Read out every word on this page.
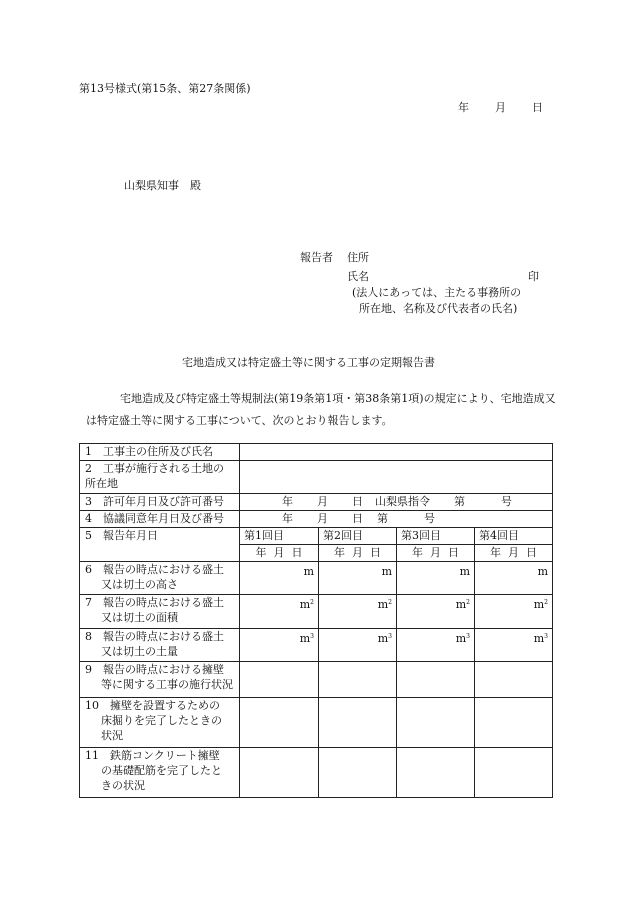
第13号様式(第15条、第27条関係)
年 月 日
山梨県知事　殿
報告者 住所
氏名	印
(法人にあっては、主たる事務所の
所在地、名称及び代表者の氏名)
宅地造成又は特定盛土等に関する工事の定期報告書
宅地造成及び特定盛土等規制法(第19条第1項・第38条第1項)の規定により、宅地造成又は特定盛土等に関する工事について、次のとおり報告します。
1　工事主の住所及び氏名				

2　工事が施行される土地の
所在地				

3　許可年月日及び許可番号	年 月 日 山梨県指令 第 号			
4　協議同意年月日及び番号	年 月 日 第 号			
5　報告年月日	第1回目	第2回目	第3回目	第4回目
	年 月 日	年 月 日	年 月 日	年 月 日

6　報告の時点における盛土
又は切土の高さ	m	m	m	m

7　報告の時点における盛土
又は切土の面積	$m^2$	$m^2$	$m^2$	$m^2$

8　報告の時点における盛土
又は切土の土量	$m^3$	$m^3$	$m^3$	$m^3$

9　報告の時点における擁壁
等に関する工事の施行状況				

10　擁壁を設置するための
床掘りを完了したときの
状況				

11　鉄筋コンクリート擁壁
の基礎配筋を完了したと
きの状況				
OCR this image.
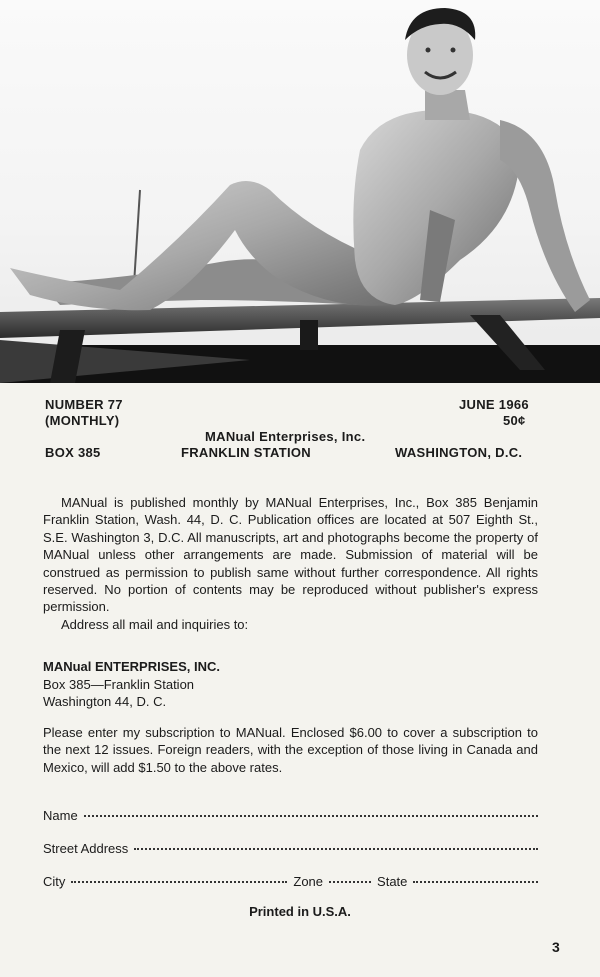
NUMBER 77
(MONTHLY)
JUNE 1966
50¢
MANual Enterprises, Inc.
BOX 385	FRANKLIN STATION	WASHINGTON, D.C.

MANual is published monthly by MANual Enterprises, Inc., Box 385 Benjamin Franklin Station, Wash. 44, D. C. Publication offices are located at 507 Eighth St., S.E. Washington 3, D.C. All manuscripts, art and photographs become the property of MANual unless other arrangements are made. Submission of material will be construed as permission to publish same without further correspondence. All rights reserved. No portion of contents may be reproduced without publisher's express permission.

Address all mail and inquiries to:

MANual ENTERPRISES, INC.
Box 385—Franklin Station
Washington 44, D. C.
Please enter my subscription to MANual. Enclosed $6.00 to cover a subscription to the next 12 issues. Foreign readers, with the exception of those living in Canada and Mexico, will add $1.50 to the above rates.
Name
Street Address
City	Zone	State
Printed in U.S.A.
3
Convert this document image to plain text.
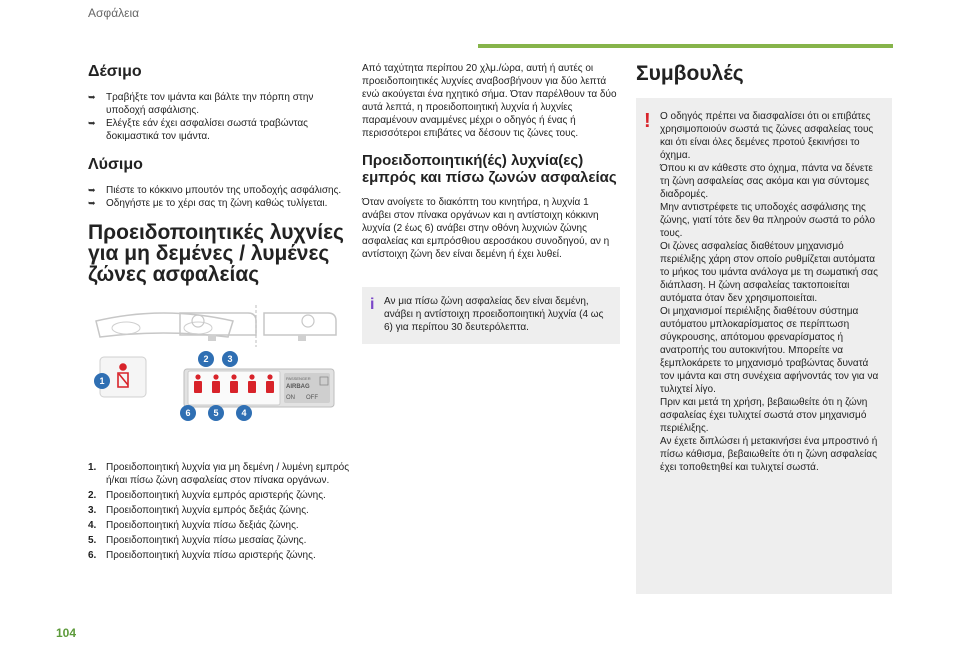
Ασφάλεια
104
Δέσιμο
➥ Τραβήξτε τον ιμάντα και βάλτε την πόρπη στην υποδοχή ασφάλισης.
➥ Ελέγξτε εάν έχει ασφαλίσει σωστά τραβώντας δοκιμαστικά τον ιμάντα.
Λύσιμο
➥ Πιέστε το κόκκινο μπουτόν της υποδοχής ασφάλισης.
➥ Οδηγήστε με το χέρι σας τη ζώνη καθώς τυλίγεται.
Προειδοποιητικές λυχνίες για μη δεμένες / λυμένες ζώνες ασφαλείας
PASSENGER
AIRBAG
ON OFF
1
2 3
4
5
6
1. Προειδοποιητική λυχνία για μη δεμένη / λυμένη εμπρός ή/και πίσω ζώνη ασφαλείας στον πίνακα οργάνων.
2. Προειδοποιητική λυχνία εμπρός αριστερής ζώνης.
3. Προειδοποιητική λυχνία εμπρός δεξιάς ζώνης.
4. Προειδοποιητική λυχνία πίσω δεξιάς ζώνης.
5. Προειδοποιητική λυχνία πίσω μεσαίας ζώνης.
6. Προειδοποιητική λυχνία πίσω αριστερής ζώνης.

Από ταχύτητα περίπου 20 χλμ./ώρα, αυτή ή αυτές οι προειδοποιητικές λυχνίες αναβοσβήνουν για δύο λεπτά ενώ ακούγεται ένα ηχητικό σήμα. Όταν παρέλθουν τα δύο αυτά λεπτά, η προειδοποιητική λυχνία ή λυχνίες παραμένουν αναμμένες μέχρι ο οδηγός ή ένας ή περισσότεροι επιβάτες να δέσουν τις ζώνες τους.

Προειδοποιητική(ές) λυχνία(ες) εμπρός και πίσω ζωνών ασφαλείας

Όταν ανοίγετε το διακόπτη του κινητήρα, η λυχνία 1 ανάβει στον πίνακα οργάνων και η αντίστοιχη κόκκινη λυχνία (2 έως 6) ανάβει στην οθόνη λυχνιών ζώνης ασφαλείας και εμπρόσθιου αεροσάκου συνοδηγού, αν η αντίστοιχη ζώνη δεν είναι δεμένη ή έχει λυθεί.

i Αν μια πίσω ζώνη ασφαλείας δεν είναι δεμένη, ανάβει η αντίστοιχη προειδοποιητική λυχνία (4 ως 6) για περίπου 30 δευτερόλεπτα.

Συμβουλές
! Ο οδηγός πρέπει να διασφαλίσει ότι οι επιβάτες χρησιμοποιούν σωστά τις ζώνες ασφαλείας τους και ότι είναι όλες δεμένες προτού ξεκινήσει το όχημα.

Όπου κι αν κάθεστε στο όχημα, πάντα να δένετε τη ζώνη ασφαλείας σας ακόμα και για σύντομες διαδρομές.

Μην αντιστρέφετε τις υποδοχές ασφάλισης της ζώνης, γιατί τότε δεν θα πληρούν σωστά το ρόλο τους.

Οι ζώνες ασφαλείας διαθέτουν μηχανισμό περιέλιξης χάρη στον οποίο ρυθμίζεται αυτόματα το μήκος του ιμάντα ανάλογα με τη σωματική σας διάπλαση. Η ζώνη ασφαλείας τακτοποιείται αυτόματα όταν δεν χρησιμοποιείται.

Οι μηχανισμοί περιέλιξης διαθέτουν σύστημα αυτόματου μπλοκαρίσματος σε περίπτωση σύγκρουσης, απότομου φρεναρίσματος ή ανατροπής του αυτοκινήτου. Μπορείτε να ξεμπλοκάρετε το μηχανισμό τραβώντας δυνατά τον ιμάντα και στη συνέχεια αφήνοντάς τον για να τυλιχτεί λίγο.

Πριν και μετά τη χρήση, βεβαιωθείτε ότι η ζώνη ασφαλείας έχει τυλιχτεί σωστά στον μηχανισμό περιέλιξης.

Αν έχετε διπλώσει ή μετακινήσει ένα μπροστινό ή πίσω κάθισμα, βεβαιωθείτε ότι η ζώνη ασφαλείας έχει τοποθετηθεί και τυλιχτεί σωστά.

== == ==

# Exercise task:
In the records above, find each line holding "οργάνων" and copy it.

# Final answer:
1. Προειδοποιητική λυχνία για μη δεμένη / λυμένη εμπρός ή/και πίσω ζώνη ασφαλείας στον πίνακα οργάνων.
Όταν ανοίγετε το διακόπτη του κινητήρα, η λυχνία 1 ανάβει στον πίνακα οργάνων και η αντίστοιχη κόκκινη λυχνία (2 έως 6) ανάβει στην οθόνη λυχνιών ζώνης ασφαλείας και εμπρόσθιου αεροσάκου συνοδηγού, αν η αντίστοιχη ζώνη δεν είναι δεμένη ή έχει λυθεί.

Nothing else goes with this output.